(Extracted records)

--------------------------------

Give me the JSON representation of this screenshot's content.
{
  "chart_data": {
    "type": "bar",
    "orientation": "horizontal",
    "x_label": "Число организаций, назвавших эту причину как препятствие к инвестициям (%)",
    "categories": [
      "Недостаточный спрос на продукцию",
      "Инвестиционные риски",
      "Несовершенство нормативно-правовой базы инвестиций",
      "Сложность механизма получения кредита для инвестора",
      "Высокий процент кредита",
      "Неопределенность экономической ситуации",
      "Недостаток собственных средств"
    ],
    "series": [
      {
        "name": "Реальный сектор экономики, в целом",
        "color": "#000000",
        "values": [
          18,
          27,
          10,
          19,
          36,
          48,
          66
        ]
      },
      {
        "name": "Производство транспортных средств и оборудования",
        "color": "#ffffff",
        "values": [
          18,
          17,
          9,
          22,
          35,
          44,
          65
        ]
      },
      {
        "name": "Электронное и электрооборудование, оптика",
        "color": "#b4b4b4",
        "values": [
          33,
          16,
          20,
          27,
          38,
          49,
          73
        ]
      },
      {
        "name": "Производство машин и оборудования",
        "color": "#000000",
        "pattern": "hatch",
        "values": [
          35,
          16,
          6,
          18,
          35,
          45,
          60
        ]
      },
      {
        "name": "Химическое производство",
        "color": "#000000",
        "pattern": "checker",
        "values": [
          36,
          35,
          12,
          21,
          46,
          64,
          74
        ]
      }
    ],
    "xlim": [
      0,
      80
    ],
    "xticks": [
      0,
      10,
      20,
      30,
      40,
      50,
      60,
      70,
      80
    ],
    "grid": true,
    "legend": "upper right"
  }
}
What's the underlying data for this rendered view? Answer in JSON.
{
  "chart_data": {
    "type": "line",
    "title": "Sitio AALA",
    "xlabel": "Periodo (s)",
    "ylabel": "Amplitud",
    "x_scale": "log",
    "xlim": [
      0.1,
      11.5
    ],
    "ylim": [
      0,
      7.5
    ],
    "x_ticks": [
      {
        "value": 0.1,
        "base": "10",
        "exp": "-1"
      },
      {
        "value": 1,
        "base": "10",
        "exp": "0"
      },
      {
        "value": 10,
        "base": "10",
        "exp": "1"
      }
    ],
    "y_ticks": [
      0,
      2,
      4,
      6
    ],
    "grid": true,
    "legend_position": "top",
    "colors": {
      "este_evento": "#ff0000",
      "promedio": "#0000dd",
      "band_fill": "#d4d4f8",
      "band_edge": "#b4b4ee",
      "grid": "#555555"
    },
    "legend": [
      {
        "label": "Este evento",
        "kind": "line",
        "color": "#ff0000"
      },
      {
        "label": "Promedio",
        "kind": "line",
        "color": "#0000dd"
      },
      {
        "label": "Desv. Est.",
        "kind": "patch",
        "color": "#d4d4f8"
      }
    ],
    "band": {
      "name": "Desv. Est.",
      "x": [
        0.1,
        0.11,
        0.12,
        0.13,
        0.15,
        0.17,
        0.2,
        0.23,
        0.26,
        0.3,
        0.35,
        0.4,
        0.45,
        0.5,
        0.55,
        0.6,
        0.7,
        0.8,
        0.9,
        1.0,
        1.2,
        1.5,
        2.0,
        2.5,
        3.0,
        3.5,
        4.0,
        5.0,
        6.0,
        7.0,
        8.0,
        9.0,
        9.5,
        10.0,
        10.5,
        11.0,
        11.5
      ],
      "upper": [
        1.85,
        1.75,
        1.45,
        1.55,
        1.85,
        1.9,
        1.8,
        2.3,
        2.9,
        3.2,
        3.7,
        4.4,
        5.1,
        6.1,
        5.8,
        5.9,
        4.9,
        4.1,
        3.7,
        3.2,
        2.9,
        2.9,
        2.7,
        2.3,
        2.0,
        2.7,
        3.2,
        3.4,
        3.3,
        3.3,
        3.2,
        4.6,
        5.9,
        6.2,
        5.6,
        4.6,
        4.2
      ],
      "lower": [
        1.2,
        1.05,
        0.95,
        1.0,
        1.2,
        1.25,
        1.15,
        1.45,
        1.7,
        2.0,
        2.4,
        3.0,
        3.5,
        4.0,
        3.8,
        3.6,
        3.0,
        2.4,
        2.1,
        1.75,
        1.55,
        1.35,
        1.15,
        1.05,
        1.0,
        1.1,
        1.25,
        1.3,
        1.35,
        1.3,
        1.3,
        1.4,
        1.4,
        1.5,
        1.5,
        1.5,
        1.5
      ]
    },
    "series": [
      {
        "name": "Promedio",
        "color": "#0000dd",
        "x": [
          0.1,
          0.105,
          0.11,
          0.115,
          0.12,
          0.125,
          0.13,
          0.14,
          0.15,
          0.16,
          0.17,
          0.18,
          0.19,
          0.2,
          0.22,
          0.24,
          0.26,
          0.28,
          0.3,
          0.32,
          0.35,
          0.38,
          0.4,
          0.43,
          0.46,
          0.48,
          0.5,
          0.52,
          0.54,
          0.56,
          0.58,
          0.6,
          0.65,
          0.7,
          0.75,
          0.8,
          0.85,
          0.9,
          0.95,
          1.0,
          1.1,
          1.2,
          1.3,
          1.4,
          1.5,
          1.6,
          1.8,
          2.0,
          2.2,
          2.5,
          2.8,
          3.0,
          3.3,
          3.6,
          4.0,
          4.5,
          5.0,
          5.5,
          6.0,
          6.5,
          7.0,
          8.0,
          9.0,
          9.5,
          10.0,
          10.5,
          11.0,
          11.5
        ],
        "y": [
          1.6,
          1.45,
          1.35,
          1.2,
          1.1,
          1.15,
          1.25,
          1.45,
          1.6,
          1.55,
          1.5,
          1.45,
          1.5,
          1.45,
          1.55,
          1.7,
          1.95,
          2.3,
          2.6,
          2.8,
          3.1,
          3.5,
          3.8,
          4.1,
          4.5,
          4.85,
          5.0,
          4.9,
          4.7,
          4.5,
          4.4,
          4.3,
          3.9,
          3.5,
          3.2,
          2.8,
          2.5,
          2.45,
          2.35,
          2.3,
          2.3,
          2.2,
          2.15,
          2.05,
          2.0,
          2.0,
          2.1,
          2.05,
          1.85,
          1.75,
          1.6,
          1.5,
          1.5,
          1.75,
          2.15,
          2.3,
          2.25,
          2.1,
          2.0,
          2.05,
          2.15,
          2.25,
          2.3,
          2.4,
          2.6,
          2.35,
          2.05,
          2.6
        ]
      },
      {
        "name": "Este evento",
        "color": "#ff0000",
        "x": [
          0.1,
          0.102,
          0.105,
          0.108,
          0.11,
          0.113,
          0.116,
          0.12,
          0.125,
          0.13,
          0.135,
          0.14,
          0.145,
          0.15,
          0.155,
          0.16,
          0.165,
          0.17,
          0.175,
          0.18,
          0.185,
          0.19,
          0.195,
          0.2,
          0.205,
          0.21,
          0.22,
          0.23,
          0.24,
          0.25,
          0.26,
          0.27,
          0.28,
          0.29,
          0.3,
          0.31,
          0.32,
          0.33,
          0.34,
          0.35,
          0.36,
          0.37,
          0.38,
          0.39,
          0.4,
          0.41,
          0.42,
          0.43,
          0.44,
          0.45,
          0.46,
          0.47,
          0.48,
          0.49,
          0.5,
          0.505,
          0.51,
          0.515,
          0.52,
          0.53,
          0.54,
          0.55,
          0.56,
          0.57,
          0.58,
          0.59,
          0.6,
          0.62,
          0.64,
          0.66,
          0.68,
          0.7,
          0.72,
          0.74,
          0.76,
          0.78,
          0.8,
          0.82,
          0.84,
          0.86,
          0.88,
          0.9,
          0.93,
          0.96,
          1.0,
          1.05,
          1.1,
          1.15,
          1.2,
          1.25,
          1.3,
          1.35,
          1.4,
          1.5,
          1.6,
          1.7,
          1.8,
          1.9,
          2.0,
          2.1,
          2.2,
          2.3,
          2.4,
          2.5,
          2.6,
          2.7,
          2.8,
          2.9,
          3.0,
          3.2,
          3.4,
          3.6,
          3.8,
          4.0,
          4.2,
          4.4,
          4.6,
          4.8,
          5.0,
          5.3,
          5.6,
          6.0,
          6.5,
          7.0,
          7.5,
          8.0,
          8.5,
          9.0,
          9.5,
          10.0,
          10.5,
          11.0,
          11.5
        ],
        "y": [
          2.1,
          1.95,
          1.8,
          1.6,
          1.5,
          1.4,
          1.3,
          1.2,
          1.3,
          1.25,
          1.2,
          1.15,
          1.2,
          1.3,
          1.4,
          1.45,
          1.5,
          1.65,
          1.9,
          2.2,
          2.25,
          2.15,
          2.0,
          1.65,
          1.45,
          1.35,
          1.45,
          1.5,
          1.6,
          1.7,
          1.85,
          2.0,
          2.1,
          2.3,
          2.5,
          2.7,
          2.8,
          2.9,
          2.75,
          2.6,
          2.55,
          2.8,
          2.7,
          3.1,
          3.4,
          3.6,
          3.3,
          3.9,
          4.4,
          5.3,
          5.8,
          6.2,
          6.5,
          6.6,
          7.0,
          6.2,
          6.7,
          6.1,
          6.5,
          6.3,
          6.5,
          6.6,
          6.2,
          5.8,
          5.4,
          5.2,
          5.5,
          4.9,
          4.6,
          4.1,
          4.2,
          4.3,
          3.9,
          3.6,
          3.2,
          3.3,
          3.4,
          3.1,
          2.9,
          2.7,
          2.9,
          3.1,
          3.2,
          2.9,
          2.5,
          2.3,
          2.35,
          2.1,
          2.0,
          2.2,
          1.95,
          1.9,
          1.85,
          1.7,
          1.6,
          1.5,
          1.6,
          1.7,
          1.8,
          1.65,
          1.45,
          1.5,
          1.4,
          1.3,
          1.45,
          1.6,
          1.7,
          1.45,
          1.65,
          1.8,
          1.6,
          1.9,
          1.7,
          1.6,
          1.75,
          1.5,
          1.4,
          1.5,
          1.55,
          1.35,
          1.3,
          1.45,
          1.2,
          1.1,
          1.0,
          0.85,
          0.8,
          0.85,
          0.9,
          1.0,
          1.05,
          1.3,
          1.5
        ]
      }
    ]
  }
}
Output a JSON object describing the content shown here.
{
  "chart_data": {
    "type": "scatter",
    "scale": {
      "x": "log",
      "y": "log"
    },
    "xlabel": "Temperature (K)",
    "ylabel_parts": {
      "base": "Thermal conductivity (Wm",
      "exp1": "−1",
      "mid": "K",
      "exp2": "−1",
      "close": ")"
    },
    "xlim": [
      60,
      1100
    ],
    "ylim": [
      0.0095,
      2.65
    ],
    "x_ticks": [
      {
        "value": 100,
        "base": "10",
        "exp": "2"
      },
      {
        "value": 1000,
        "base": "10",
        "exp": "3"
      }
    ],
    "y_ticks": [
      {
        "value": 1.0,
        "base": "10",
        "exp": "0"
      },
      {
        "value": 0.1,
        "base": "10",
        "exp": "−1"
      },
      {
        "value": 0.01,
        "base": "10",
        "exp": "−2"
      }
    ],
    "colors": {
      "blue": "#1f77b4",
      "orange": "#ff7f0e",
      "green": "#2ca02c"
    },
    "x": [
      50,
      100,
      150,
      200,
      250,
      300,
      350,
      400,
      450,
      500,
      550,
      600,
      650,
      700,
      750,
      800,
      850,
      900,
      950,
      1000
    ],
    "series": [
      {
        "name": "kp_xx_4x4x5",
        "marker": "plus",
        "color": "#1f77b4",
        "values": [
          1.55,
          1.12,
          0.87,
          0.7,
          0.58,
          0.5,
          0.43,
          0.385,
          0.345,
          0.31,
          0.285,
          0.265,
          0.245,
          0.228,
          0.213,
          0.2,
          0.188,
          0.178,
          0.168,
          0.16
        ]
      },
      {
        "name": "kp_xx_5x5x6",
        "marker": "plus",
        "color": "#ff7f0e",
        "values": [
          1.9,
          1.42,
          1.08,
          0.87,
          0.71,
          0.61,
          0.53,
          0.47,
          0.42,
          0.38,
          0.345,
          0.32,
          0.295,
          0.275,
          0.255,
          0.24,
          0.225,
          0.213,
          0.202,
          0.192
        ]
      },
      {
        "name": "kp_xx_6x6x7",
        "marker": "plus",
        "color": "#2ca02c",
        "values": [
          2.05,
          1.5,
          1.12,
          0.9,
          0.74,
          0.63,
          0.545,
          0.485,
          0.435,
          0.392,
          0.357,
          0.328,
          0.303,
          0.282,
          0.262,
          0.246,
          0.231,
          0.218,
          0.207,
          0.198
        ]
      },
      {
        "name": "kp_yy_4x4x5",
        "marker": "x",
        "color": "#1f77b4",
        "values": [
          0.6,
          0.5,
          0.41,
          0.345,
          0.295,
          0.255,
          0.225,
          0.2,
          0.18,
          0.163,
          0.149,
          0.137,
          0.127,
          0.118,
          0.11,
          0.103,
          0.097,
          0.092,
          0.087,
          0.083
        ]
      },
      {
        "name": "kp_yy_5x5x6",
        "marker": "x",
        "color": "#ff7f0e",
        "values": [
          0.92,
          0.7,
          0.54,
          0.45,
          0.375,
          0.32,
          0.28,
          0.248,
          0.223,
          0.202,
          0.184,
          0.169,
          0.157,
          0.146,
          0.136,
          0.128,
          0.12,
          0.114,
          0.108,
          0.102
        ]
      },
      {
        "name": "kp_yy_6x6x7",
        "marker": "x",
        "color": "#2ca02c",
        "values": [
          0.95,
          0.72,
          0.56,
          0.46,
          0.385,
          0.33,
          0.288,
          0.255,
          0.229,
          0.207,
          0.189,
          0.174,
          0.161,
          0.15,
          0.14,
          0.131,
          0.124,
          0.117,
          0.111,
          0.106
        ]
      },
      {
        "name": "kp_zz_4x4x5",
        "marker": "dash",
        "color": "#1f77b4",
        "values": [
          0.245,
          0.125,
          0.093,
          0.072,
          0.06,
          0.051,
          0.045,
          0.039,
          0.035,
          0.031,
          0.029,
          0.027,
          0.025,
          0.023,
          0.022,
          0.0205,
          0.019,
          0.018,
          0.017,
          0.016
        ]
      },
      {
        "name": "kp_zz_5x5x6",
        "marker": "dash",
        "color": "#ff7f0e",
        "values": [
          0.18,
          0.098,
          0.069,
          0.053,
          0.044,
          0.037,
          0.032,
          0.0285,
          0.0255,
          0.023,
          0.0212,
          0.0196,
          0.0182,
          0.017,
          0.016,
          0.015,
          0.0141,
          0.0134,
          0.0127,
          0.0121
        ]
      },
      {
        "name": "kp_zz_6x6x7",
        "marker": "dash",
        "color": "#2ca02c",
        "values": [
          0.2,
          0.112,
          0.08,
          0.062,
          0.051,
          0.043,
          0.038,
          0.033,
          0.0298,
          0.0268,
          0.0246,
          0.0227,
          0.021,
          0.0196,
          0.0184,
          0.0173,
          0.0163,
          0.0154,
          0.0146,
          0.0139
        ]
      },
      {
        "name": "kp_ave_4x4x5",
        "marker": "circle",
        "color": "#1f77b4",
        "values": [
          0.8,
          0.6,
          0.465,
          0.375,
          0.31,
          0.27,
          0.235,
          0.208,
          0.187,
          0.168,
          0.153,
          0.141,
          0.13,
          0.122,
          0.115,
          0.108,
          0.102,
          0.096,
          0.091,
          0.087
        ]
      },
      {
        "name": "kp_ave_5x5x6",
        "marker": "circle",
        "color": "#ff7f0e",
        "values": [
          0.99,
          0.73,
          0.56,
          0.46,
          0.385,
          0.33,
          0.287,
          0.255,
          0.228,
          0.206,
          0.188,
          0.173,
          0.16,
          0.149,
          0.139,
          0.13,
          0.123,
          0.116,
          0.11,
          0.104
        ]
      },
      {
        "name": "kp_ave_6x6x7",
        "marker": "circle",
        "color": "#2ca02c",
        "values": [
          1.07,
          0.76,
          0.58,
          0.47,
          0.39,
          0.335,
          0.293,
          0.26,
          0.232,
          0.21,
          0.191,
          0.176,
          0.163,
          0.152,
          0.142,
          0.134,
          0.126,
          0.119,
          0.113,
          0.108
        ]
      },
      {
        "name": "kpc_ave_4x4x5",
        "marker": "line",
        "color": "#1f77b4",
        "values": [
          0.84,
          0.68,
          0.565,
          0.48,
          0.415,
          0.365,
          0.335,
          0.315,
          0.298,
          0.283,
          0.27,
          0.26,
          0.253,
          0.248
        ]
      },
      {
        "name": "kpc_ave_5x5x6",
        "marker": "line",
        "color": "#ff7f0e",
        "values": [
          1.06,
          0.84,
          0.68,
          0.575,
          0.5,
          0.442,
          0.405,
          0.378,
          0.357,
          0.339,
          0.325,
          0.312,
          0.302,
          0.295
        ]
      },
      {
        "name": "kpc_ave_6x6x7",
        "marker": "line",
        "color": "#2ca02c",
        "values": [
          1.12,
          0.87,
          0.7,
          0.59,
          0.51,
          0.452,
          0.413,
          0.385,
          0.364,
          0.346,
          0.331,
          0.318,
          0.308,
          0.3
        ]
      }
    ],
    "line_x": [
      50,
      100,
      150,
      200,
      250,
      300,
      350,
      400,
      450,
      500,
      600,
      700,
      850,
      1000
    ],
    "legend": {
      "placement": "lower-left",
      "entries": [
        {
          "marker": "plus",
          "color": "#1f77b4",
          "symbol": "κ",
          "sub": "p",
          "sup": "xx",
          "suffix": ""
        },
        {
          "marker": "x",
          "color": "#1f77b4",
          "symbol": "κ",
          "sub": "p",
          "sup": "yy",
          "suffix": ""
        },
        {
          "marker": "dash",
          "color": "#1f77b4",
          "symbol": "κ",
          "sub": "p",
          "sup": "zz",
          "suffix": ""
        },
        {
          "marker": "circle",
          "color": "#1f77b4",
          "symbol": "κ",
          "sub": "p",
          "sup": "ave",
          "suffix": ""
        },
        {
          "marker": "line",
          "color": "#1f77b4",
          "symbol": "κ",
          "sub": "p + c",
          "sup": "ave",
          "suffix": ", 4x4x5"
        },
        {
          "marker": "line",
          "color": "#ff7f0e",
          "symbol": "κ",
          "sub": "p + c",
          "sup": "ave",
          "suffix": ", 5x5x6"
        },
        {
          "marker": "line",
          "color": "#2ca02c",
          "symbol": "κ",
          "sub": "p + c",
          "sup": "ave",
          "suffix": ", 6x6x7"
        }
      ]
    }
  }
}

--------------------------------

■ WHAT IS ASKED ■
Gather from the records above every line containing the string "content".

■ EXPECTED ANSWER ■
Give me the JSON representation of this screenshot's content.
Output a JSON object describing the content shown here.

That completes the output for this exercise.